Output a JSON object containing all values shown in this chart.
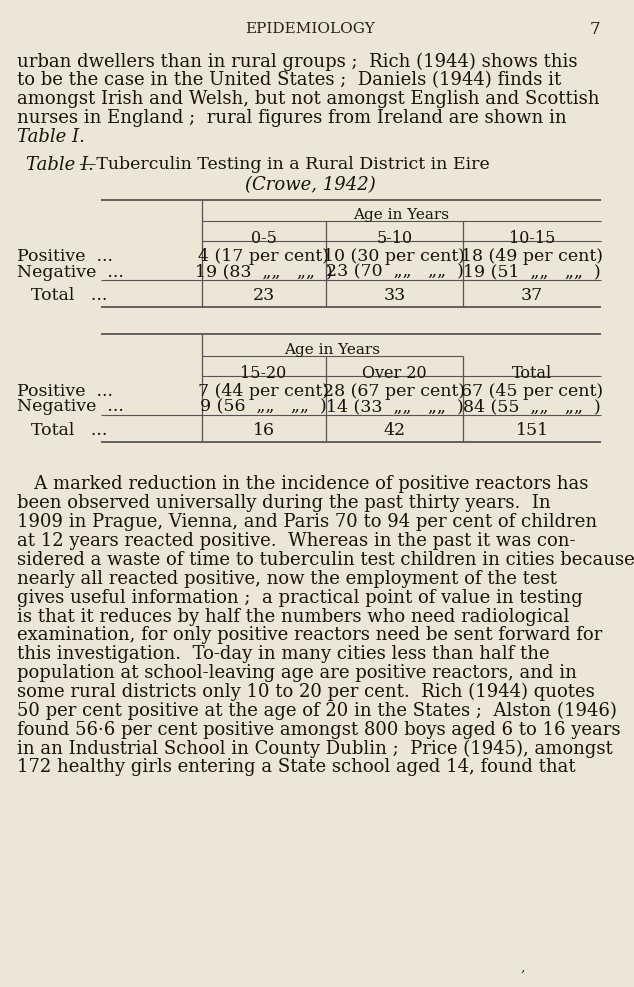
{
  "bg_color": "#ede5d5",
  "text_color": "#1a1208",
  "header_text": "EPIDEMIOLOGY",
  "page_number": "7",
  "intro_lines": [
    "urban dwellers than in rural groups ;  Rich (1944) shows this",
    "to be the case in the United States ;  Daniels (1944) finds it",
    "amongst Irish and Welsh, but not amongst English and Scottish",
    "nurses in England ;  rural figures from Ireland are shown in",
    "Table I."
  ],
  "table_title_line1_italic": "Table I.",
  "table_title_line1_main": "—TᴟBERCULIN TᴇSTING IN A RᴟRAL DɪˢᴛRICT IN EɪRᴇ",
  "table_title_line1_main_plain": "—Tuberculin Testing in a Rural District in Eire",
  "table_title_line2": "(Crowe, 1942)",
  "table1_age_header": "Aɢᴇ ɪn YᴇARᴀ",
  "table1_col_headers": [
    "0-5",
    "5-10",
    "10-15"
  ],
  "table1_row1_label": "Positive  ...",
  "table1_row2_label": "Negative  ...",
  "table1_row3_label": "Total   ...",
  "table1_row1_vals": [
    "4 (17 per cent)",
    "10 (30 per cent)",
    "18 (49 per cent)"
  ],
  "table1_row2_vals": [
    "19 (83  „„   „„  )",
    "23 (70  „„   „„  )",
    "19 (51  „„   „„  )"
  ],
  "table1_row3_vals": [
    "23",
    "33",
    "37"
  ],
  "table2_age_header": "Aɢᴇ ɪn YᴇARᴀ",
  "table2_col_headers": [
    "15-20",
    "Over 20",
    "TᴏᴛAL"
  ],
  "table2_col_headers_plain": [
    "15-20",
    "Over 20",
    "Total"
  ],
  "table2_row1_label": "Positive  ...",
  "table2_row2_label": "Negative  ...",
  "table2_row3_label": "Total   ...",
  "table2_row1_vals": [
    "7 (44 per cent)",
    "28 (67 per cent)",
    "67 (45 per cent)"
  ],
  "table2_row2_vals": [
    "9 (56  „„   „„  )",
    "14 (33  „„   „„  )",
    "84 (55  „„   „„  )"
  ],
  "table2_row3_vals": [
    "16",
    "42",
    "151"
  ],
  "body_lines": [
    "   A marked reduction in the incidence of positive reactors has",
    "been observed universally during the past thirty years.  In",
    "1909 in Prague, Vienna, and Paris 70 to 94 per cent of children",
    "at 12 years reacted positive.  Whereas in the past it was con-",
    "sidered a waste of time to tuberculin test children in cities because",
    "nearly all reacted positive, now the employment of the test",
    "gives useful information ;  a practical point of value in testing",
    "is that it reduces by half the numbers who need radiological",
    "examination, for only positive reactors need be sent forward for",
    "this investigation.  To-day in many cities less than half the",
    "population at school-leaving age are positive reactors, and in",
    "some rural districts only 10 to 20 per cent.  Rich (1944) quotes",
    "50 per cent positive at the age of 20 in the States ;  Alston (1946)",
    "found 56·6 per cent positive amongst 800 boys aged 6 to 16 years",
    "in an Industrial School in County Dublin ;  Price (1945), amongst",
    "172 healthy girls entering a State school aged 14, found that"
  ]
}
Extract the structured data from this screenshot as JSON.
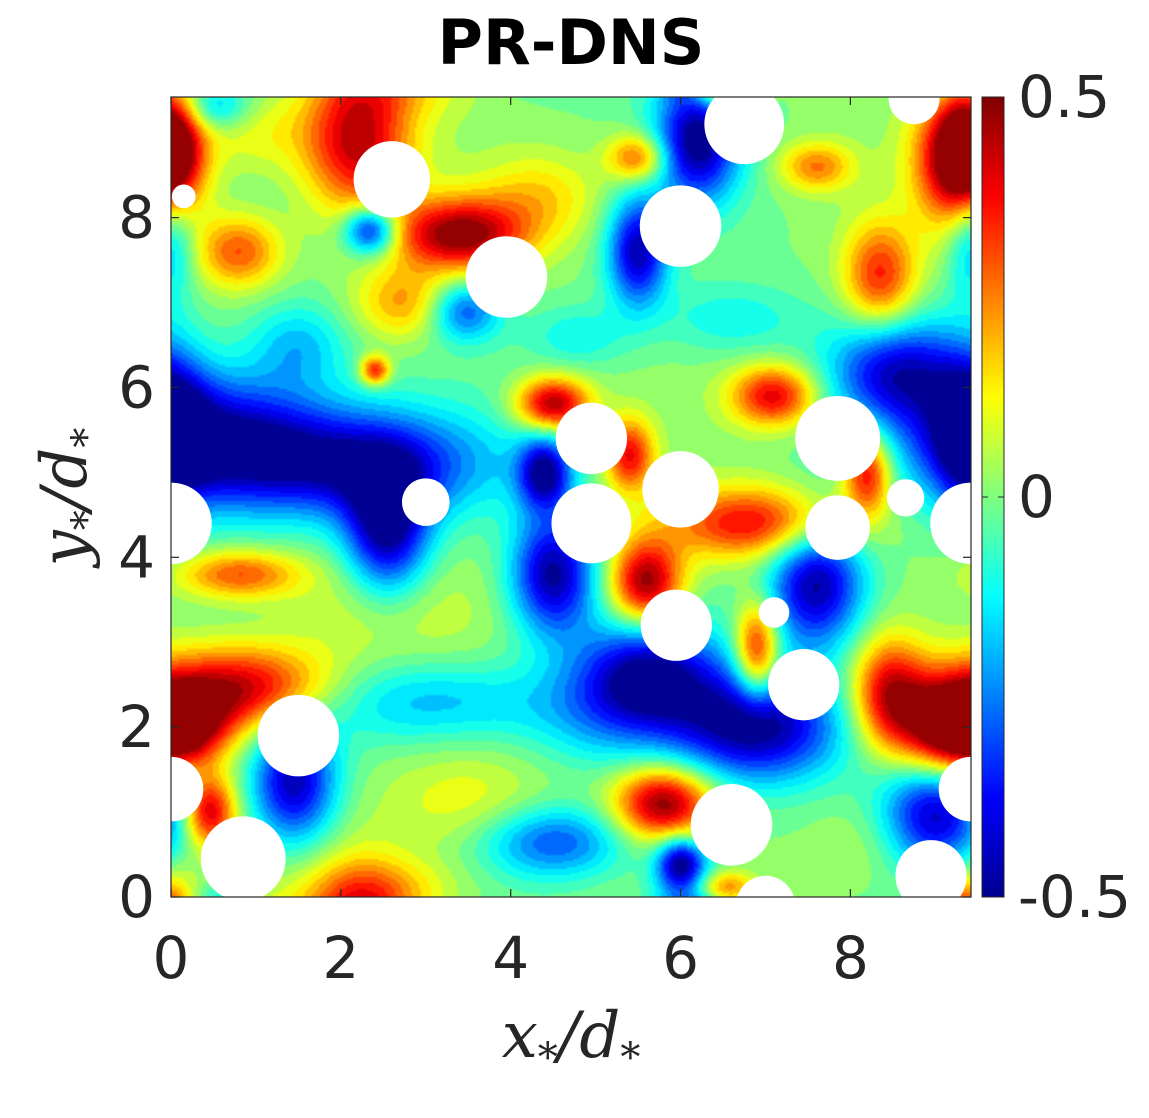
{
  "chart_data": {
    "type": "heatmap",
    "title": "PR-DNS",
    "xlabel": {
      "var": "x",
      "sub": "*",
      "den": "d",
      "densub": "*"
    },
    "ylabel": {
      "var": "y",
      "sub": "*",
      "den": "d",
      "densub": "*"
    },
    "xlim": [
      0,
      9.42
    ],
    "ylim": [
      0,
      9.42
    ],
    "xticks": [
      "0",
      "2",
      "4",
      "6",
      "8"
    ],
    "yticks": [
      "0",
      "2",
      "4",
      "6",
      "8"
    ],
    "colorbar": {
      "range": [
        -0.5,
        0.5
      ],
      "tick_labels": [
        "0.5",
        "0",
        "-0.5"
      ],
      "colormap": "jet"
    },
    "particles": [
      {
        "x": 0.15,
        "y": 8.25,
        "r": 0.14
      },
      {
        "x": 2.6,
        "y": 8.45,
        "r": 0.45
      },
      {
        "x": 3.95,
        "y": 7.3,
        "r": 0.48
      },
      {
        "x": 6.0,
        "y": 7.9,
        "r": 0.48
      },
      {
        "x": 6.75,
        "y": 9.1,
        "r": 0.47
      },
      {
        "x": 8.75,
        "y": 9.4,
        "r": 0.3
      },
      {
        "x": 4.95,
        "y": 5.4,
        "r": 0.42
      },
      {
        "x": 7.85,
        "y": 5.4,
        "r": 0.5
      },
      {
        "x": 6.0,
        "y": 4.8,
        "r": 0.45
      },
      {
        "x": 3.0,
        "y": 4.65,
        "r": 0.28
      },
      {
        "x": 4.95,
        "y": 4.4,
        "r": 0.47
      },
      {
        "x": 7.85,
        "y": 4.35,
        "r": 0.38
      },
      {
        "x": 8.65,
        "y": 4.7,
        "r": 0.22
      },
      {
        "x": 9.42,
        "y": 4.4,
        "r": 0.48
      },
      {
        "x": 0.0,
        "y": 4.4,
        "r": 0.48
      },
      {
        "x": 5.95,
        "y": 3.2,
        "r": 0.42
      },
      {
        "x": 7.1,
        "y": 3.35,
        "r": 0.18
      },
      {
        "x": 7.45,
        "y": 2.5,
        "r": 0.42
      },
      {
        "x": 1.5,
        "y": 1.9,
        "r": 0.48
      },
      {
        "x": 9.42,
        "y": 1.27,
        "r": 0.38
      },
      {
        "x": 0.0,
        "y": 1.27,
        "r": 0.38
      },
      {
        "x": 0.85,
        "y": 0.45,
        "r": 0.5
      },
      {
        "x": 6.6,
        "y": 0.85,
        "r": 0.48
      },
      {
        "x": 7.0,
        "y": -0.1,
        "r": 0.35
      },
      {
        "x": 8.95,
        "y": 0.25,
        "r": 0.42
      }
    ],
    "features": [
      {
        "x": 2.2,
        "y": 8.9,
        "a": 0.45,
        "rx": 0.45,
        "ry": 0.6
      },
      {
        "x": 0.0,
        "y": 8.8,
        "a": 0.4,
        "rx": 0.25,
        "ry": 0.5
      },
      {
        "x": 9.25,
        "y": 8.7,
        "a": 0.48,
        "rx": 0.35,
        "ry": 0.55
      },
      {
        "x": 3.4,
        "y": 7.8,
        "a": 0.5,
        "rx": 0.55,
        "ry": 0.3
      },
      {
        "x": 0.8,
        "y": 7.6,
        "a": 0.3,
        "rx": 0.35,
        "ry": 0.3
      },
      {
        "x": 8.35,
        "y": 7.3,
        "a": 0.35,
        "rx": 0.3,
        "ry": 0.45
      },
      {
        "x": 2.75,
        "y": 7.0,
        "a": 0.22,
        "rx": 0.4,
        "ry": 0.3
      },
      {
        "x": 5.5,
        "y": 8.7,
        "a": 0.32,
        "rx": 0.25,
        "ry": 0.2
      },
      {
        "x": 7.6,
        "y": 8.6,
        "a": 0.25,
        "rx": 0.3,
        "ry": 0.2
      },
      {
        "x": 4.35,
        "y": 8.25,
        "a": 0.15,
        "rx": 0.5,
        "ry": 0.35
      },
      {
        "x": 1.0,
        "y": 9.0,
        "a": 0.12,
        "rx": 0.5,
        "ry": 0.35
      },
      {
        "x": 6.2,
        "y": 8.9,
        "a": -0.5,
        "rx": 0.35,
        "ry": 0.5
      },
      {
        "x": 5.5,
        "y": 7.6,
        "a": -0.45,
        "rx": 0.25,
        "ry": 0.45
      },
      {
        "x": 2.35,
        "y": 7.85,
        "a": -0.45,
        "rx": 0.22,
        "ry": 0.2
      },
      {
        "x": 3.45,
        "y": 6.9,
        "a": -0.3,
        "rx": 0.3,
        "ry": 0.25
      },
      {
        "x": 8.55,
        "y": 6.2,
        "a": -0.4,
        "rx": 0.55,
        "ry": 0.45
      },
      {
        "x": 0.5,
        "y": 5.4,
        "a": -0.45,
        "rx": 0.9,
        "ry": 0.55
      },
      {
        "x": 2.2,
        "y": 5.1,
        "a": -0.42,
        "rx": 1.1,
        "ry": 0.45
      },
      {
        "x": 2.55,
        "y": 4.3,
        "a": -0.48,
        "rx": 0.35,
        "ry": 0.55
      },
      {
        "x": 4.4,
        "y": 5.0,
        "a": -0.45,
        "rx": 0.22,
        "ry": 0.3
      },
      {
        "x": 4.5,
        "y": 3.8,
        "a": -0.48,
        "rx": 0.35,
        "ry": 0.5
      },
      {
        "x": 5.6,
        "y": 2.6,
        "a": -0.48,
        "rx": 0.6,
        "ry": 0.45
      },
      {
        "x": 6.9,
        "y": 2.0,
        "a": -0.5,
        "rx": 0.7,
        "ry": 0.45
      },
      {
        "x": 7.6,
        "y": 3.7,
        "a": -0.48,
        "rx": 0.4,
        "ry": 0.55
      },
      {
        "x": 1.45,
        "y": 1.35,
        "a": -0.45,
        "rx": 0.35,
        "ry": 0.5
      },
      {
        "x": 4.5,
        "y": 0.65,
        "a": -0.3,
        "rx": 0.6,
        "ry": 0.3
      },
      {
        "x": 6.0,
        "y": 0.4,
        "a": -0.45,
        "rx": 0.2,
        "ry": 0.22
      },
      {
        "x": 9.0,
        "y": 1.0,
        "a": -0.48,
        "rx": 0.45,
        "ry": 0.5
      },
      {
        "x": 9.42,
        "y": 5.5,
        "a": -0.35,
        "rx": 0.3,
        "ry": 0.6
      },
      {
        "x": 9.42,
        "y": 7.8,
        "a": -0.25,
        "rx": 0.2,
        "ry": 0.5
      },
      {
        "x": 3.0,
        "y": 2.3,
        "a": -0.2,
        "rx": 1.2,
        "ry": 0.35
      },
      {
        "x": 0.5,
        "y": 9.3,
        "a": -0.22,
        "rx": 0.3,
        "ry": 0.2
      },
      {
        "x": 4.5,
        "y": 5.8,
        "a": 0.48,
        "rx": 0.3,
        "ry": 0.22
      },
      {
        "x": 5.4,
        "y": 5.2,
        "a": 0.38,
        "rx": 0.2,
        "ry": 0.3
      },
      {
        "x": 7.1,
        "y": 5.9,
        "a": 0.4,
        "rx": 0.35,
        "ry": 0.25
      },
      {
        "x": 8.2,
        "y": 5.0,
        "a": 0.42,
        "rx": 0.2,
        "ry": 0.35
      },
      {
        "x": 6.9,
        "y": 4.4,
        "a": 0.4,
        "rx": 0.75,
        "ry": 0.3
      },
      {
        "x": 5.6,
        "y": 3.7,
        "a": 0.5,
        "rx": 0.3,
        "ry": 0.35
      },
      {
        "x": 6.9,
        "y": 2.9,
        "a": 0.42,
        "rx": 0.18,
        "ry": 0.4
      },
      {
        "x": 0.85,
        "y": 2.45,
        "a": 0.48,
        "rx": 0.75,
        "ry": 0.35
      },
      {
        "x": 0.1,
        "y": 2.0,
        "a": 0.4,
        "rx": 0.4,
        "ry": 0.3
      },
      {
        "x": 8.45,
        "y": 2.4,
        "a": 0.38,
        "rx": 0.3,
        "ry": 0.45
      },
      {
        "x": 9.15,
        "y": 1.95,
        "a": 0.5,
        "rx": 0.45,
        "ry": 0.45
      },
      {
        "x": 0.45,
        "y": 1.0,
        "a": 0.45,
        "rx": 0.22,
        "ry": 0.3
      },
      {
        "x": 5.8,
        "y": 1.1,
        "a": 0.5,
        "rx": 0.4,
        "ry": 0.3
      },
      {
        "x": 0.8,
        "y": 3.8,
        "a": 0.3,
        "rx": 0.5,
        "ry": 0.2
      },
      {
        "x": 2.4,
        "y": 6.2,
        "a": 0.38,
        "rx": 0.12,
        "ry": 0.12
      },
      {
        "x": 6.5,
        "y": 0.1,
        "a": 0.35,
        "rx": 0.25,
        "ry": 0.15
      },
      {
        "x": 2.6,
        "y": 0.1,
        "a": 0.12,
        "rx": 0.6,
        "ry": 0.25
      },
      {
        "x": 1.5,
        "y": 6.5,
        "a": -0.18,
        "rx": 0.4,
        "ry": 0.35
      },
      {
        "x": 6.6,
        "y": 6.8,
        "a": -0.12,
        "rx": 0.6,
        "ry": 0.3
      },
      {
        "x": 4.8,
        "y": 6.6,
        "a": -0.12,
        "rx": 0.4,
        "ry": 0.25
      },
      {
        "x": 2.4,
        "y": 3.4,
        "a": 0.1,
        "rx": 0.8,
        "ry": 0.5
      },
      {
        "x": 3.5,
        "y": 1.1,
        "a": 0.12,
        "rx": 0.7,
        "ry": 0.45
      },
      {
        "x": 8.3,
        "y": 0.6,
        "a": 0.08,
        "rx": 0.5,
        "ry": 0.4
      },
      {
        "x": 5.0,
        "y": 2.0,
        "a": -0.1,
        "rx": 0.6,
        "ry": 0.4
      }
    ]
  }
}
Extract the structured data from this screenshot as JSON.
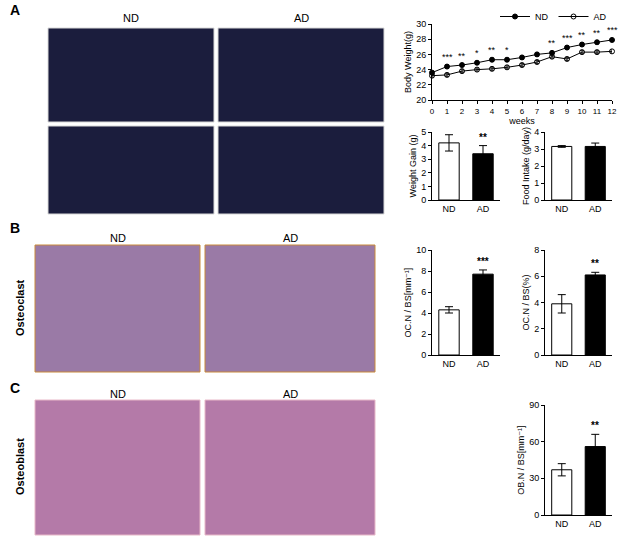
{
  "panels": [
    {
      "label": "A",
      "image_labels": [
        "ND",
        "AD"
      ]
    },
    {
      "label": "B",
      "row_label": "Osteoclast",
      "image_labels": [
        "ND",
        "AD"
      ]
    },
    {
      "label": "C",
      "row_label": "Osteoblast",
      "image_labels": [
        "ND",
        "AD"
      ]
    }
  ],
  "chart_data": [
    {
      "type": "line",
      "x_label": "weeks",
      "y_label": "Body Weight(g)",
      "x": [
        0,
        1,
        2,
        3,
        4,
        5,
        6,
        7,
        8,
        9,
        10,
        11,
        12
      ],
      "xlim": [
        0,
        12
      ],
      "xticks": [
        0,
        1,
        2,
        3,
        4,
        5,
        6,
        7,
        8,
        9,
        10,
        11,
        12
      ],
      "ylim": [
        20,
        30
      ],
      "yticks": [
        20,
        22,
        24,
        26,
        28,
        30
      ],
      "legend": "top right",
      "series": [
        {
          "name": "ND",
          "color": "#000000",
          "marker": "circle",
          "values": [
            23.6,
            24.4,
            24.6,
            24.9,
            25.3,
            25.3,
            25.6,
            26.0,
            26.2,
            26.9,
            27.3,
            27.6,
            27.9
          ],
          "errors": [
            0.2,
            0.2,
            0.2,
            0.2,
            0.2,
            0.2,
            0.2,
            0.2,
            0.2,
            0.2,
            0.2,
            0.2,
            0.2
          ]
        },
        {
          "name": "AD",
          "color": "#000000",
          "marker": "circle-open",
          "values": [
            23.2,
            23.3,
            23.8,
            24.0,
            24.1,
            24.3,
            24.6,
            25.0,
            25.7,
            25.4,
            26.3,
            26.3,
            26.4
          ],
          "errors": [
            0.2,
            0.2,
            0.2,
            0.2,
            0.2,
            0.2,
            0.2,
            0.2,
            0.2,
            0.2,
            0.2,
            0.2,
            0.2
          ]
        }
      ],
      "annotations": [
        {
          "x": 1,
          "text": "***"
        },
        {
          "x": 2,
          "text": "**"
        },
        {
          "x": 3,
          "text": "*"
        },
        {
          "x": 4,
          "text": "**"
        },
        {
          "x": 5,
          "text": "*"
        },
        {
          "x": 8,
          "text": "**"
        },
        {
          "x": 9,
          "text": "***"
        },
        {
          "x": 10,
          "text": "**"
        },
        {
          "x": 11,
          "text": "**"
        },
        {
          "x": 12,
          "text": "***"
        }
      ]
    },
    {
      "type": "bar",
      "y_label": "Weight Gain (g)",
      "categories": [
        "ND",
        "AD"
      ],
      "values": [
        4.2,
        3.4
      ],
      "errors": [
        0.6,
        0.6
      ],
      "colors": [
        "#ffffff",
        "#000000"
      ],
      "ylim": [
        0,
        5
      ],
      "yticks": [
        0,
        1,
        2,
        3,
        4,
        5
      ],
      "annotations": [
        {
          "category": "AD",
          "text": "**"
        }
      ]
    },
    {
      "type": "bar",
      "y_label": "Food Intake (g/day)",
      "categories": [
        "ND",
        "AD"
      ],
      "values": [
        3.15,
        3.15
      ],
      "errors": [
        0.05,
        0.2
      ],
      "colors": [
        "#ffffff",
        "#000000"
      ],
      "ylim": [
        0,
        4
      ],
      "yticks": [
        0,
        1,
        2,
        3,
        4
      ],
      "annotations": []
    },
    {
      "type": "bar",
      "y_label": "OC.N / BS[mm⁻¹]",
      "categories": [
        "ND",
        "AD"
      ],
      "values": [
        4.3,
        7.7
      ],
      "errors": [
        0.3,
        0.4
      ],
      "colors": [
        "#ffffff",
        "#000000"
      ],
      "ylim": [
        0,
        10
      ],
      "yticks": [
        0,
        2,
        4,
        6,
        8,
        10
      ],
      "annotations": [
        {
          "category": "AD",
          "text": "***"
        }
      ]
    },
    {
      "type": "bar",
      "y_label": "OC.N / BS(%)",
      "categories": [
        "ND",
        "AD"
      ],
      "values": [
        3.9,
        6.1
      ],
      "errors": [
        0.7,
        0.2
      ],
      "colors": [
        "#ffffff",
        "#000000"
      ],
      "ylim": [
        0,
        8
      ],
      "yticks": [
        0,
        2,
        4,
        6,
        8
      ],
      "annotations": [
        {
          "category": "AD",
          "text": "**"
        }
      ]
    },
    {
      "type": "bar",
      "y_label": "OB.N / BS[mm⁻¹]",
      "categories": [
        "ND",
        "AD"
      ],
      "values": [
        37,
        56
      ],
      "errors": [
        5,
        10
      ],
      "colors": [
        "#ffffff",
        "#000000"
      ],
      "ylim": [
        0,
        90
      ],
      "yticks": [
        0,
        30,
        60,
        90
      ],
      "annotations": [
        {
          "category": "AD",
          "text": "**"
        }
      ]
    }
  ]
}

Exercise description: Return each line that includes "than".

Reply:
    "urban dwellers than in rural groups ;  Rich (1944) shows this",
    "this investigation.  To-day in many cities less than half the",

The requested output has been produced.